Dataset records:
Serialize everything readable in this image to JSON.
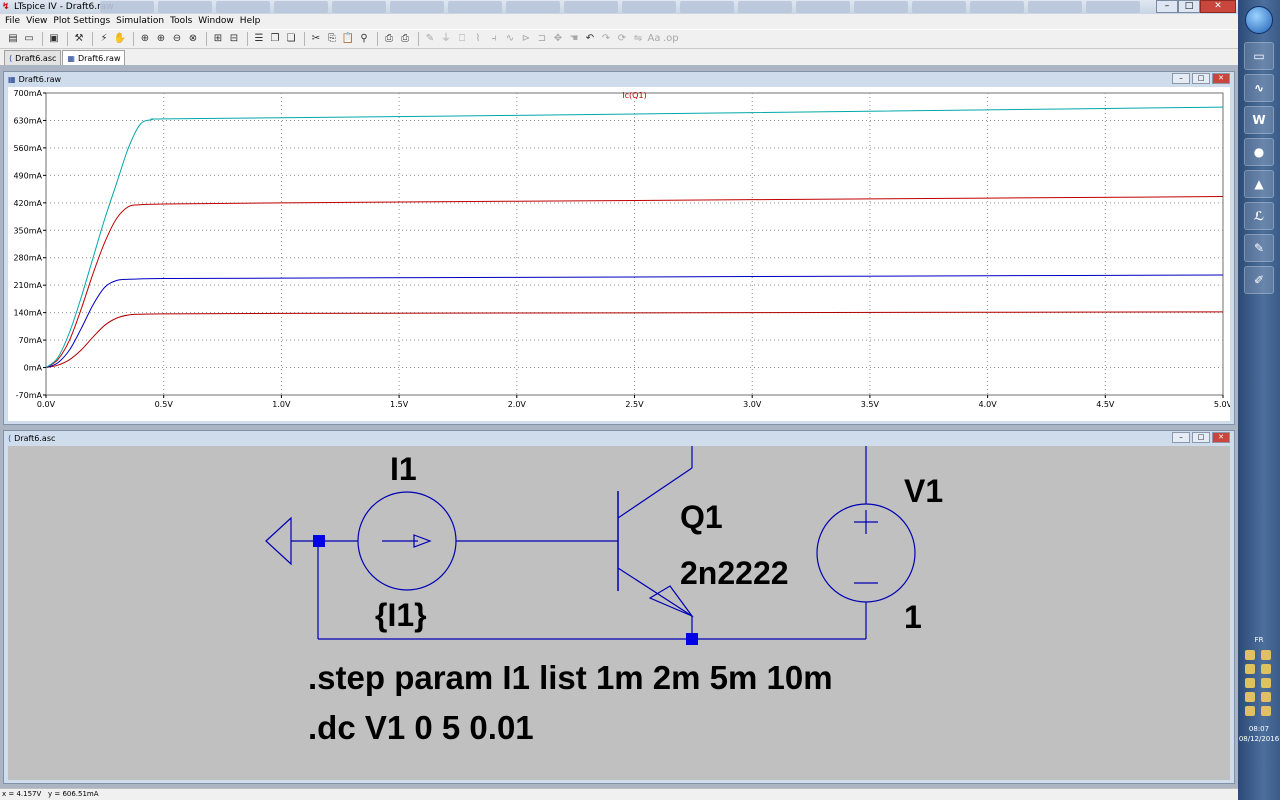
{
  "window": {
    "title": "LTspice IV - Draft6.raw",
    "controls": [
      "–",
      "□",
      "✕"
    ]
  },
  "menu": [
    "File",
    "View",
    "Plot Settings",
    "Simulation",
    "Tools",
    "Window",
    "Help"
  ],
  "tabs": [
    {
      "label": "Draft6.asc",
      "active": false
    },
    {
      "label": "Draft6.raw",
      "active": true
    }
  ],
  "plot_window": {
    "title": "Draft6.raw"
  },
  "schematic_window": {
    "title": "Draft6.asc"
  },
  "chart_data": {
    "type": "line",
    "title": "Ic(Q1)",
    "xlim": [
      0,
      5
    ],
    "ylim": [
      -70,
      700
    ],
    "x_ticks": [
      "0.0V",
      "0.5V",
      "1.0V",
      "1.5V",
      "2.0V",
      "2.5V",
      "3.0V",
      "3.5V",
      "4.0V",
      "4.5V",
      "5.0V"
    ],
    "y_ticks": [
      "-70mA",
      "0mA",
      "70mA",
      "140mA",
      "210mA",
      "280mA",
      "350mA",
      "420mA",
      "490mA",
      "560mA",
      "630mA",
      "700mA"
    ],
    "grid": true,
    "colors": [
      "#b00000",
      "#0000c0",
      "#c00000",
      "#00a8a8"
    ],
    "series": [
      {
        "x": [
          0,
          0.05,
          0.1,
          0.15,
          0.2,
          0.25,
          0.3,
          0.35,
          0.4,
          0.5,
          1,
          2,
          3,
          4,
          5
        ],
        "y": [
          0,
          6,
          20,
          45,
          78,
          108,
          126,
          134,
          136,
          137,
          138,
          139,
          140,
          141,
          142
        ]
      },
      {
        "x": [
          0,
          0.05,
          0.1,
          0.15,
          0.2,
          0.25,
          0.3,
          0.35,
          0.4,
          0.5,
          1,
          2,
          3,
          4,
          5
        ],
        "y": [
          0,
          12,
          45,
          100,
          160,
          205,
          222,
          225,
          226,
          227,
          228,
          230,
          232,
          234,
          236
        ]
      },
      {
        "x": [
          0,
          0.05,
          0.1,
          0.15,
          0.2,
          0.25,
          0.3,
          0.35,
          0.4,
          0.5,
          1,
          2,
          3,
          4,
          5
        ],
        "y": [
          0,
          20,
          70,
          150,
          240,
          320,
          380,
          410,
          415,
          417,
          420,
          424,
          428,
          432,
          436
        ]
      },
      {
        "x": [
          0,
          0.05,
          0.1,
          0.15,
          0.2,
          0.25,
          0.3,
          0.35,
          0.4,
          0.45,
          0.5,
          1,
          2,
          3,
          4,
          5
        ],
        "y": [
          0,
          25,
          90,
          180,
          280,
          380,
          470,
          560,
          620,
          632,
          634,
          637,
          643,
          650,
          657,
          664
        ]
      }
    ]
  },
  "schematic": {
    "current_source": {
      "name": "I1",
      "value": "{I1}"
    },
    "transistor": {
      "name": "Q1",
      "model": "2n2222"
    },
    "voltage_source": {
      "name": "V1",
      "value": "1"
    },
    "directives": [
      ".step param I1 list 1m 2m 5m 10m",
      ".dc V1 0 5 0.01"
    ]
  },
  "status": {
    "x": "x = 4.157V",
    "y": "y = 606.51mA"
  },
  "tray": {
    "lang": "FR",
    "time": "08:07",
    "date": "08/12/2016"
  }
}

§ **WHAT THIS TASK INVOLVES**: Leave out the pictures and print every line of the data exactly.

§ **OUTPUT OF THE TASK**:
Serialize everything readable in this image to JSON.
{
  "window": {
    "title": "LTspice IV - Draft6.raw",
    "controls": [
      "–",
      "□",
      "✕"
    ]
  },
  "menu": [
    "File",
    "View",
    "Plot Settings",
    "Simulation",
    "Tools",
    "Window",
    "Help"
  ],
  "tabs": [
    {
      "label": "Draft6.asc",
      "active": false
    },
    {
      "label": "Draft6.raw",
      "active": true
    }
  ],
  "plot_window": {
    "title": "Draft6.raw"
  },
  "schematic_window": {
    "title": "Draft6.asc"
  },
  "chart_data": {
    "type": "line",
    "title": "Ic(Q1)",
    "xlim": [
      0,
      5
    ],
    "ylim": [
      -70,
      700
    ],
    "x_ticks": [
      "0.0V",
      "0.5V",
      "1.0V",
      "1.5V",
      "2.0V",
      "2.5V",
      "3.0V",
      "3.5V",
      "4.0V",
      "4.5V",
      "5.0V"
    ],
    "y_ticks": [
      "-70mA",
      "0mA",
      "70mA",
      "140mA",
      "210mA",
      "280mA",
      "350mA",
      "420mA",
      "490mA",
      "560mA",
      "630mA",
      "700mA"
    ],
    "grid": true,
    "colors": [
      "#b00000",
      "#0000c0",
      "#c00000",
      "#00a8a8"
    ],
    "series": [
      {
        "x": [
          0,
          0.05,
          0.1,
          0.15,
          0.2,
          0.25,
          0.3,
          0.35,
          0.4,
          0.5,
          1,
          2,
          3,
          4,
          5
        ],
        "y": [
          0,
          6,
          20,
          45,
          78,
          108,
          126,
          134,
          136,
          137,
          138,
          139,
          140,
          141,
          142
        ]
      },
      {
        "x": [
          0,
          0.05,
          0.1,
          0.15,
          0.2,
          0.25,
          0.3,
          0.35,
          0.4,
          0.5,
          1,
          2,
          3,
          4,
          5
        ],
        "y": [
          0,
          12,
          45,
          100,
          160,
          205,
          222,
          225,
          226,
          227,
          228,
          230,
          232,
          234,
          236
        ]
      },
      {
        "x": [
          0,
          0.05,
          0.1,
          0.15,
          0.2,
          0.25,
          0.3,
          0.35,
          0.4,
          0.5,
          1,
          2,
          3,
          4,
          5
        ],
        "y": [
          0,
          20,
          70,
          150,
          240,
          320,
          380,
          410,
          415,
          417,
          420,
          424,
          428,
          432,
          436
        ]
      },
      {
        "x": [
          0,
          0.05,
          0.1,
          0.15,
          0.2,
          0.25,
          0.3,
          0.35,
          0.4,
          0.45,
          0.5,
          1,
          2,
          3,
          4,
          5
        ],
        "y": [
          0,
          25,
          90,
          180,
          280,
          380,
          470,
          560,
          620,
          632,
          634,
          637,
          643,
          650,
          657,
          664
        ]
      }
    ]
  },
  "schematic": {
    "current_source": {
      "name": "I1",
      "value": "{I1}"
    },
    "transistor": {
      "name": "Q1",
      "model": "2n2222"
    },
    "voltage_source": {
      "name": "V1",
      "value": "1"
    },
    "directives": [
      ".step param I1 list 1m 2m 5m 10m",
      ".dc V1 0 5 0.01"
    ]
  },
  "status": {
    "x": "x = 4.157V",
    "y": "y = 606.51mA"
  },
  "tray": {
    "lang": "FR",
    "time": "08:07",
    "date": "08/12/2016"
  }
}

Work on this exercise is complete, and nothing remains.